**Task requirements**. In the window frame passage, how does the size of the keyway compare with the size of the key?

**Supplied passage**.
In reference to FIGS. 14-16, each corner key 538 is sized and shaped to extend into openings 545 in the sill 530, the header 532, and the jambs 534. In addition, the corner keys 538 are shaped to connect the sill 530, the header 532, and the jambs 534 such that the sill, the header and the jambs extend at angles relative to each other. For example, in the illustrated embodiment, each corner key 538 defines a right angle. In other embodiments, the frame 506 may include any corner keys 538 that enable the window 500 to function as described.

As shown in FIG. 20, in this embodiment, the cladding 536 includes a face 540, a cap 542, and an extension jamb 553. In other embodiments, the window 500 may include any cladding 536 that enables the window to function as described. For example, in some embodiments, the extension jamb 553 is omitted.

The face 540 is configured to connect to the sill 530, the header 532, and the jambs 534. The face 540 includes plates that cover surfaces of the sill 530, the header 532, and the jambs 534. The cap 542 attaches to the face 540. The cladding 536 is connected to the sill 530, the header 532 (shown in FIG. 13), and the jambs 534 (shown in FIG. 13) by a key 544 arranged to engage a keyway 546. The key 544 and the keyway 546 allow the cladding 536 to move relative to the sill 530, the header 532, and the jambs 534. As a result, the key 544 and the keyway 546 enable the cladding 536 to be a different material than the sill 530, the header 532, and the jambs 534.

In this embodiment, the face 540 includes the keyway 546. The keyway 546 includes one or more channels extending along the second side of the frame 506 and at least partially circumscribing the insulated glass unit 502. The sill 530, the header 532, and the jambs 534 each include a portion of the key 544. In this embodiment, the key 544 is spaced from the ends of the face 540 to allow the face 540 and the frame 506 to be positioned relative to each other. In other embodiments, the key 544 and the keyway 546 extend along any portions of the frame 506 that enable the window 500 to operate as described.

The key 544 is shaped to engage the keyway 546 when the key 544 is positioned in the keyway 546. The key 544 and the keyway 546 are sized and shaped to allow the cladding 536 to move relative to the frame 506 when the cladding is coupled to the frame 506 and the key 544 is positioned in the keyway 546. In particular, the keyway 546 is slightly oversized in comparison to the key 544. Accordingly, the key 544 and the keyway 546 allow expansion and contraction of the cladding 536 relative to the sill 530, the header 532 and the jambs 534. As a result, the frame 506 and the cladding 536 allow the window 500 to be constructed of different materials and increase the expected service life of the window. In other embodiments, the cladding 536 may be connected to the frame 506 in any manner that enables the frame 506 to function as described.

**Excerpted records**.
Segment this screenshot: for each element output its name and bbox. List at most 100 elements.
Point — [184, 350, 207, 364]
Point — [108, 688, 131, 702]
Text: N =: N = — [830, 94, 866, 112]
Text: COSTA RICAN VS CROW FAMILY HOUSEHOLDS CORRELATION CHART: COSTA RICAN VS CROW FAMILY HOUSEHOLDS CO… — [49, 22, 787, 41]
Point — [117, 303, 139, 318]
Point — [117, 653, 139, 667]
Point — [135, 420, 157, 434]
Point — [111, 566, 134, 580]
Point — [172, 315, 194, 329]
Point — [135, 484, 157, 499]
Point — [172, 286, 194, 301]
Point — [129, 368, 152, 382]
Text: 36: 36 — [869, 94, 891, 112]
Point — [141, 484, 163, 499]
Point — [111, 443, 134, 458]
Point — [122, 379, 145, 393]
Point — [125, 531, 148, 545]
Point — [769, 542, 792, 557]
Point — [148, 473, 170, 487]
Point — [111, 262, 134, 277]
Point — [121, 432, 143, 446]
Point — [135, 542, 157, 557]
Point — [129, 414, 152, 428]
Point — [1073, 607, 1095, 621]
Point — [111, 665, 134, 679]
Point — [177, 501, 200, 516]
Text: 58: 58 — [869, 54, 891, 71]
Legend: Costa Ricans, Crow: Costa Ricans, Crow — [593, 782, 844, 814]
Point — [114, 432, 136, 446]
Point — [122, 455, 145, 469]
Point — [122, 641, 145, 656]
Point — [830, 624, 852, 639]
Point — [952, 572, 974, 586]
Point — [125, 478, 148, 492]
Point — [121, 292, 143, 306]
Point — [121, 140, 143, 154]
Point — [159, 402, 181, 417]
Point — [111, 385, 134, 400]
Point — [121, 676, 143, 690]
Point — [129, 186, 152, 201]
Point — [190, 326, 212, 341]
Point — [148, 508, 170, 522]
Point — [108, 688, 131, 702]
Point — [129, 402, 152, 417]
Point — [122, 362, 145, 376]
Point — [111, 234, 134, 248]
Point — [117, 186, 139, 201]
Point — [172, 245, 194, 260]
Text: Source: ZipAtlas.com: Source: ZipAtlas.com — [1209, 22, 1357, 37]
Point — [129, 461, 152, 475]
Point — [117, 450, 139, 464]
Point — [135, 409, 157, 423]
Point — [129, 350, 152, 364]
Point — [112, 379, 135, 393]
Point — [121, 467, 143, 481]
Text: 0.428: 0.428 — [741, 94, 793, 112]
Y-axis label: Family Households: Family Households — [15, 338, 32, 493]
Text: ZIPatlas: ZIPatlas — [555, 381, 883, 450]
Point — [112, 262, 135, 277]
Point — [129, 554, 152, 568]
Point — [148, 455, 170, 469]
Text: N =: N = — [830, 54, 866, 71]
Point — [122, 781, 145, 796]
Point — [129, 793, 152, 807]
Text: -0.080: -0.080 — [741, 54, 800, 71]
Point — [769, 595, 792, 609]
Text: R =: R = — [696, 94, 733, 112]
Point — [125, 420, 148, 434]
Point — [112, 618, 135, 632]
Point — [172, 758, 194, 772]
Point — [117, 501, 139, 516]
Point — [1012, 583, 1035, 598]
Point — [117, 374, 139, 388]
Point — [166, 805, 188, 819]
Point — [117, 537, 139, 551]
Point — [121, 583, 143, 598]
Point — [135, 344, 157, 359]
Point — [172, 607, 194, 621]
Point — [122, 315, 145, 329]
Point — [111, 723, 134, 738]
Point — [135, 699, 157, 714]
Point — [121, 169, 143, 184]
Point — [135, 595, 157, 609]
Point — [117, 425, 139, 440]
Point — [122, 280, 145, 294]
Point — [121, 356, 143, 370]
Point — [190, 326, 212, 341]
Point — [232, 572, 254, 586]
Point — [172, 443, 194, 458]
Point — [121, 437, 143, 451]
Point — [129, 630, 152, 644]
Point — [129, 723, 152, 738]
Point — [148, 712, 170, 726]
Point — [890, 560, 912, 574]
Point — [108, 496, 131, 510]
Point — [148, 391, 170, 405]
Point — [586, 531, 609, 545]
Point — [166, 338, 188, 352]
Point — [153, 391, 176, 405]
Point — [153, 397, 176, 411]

**Solved problem**. The keyway is slightly oversized compared with the key.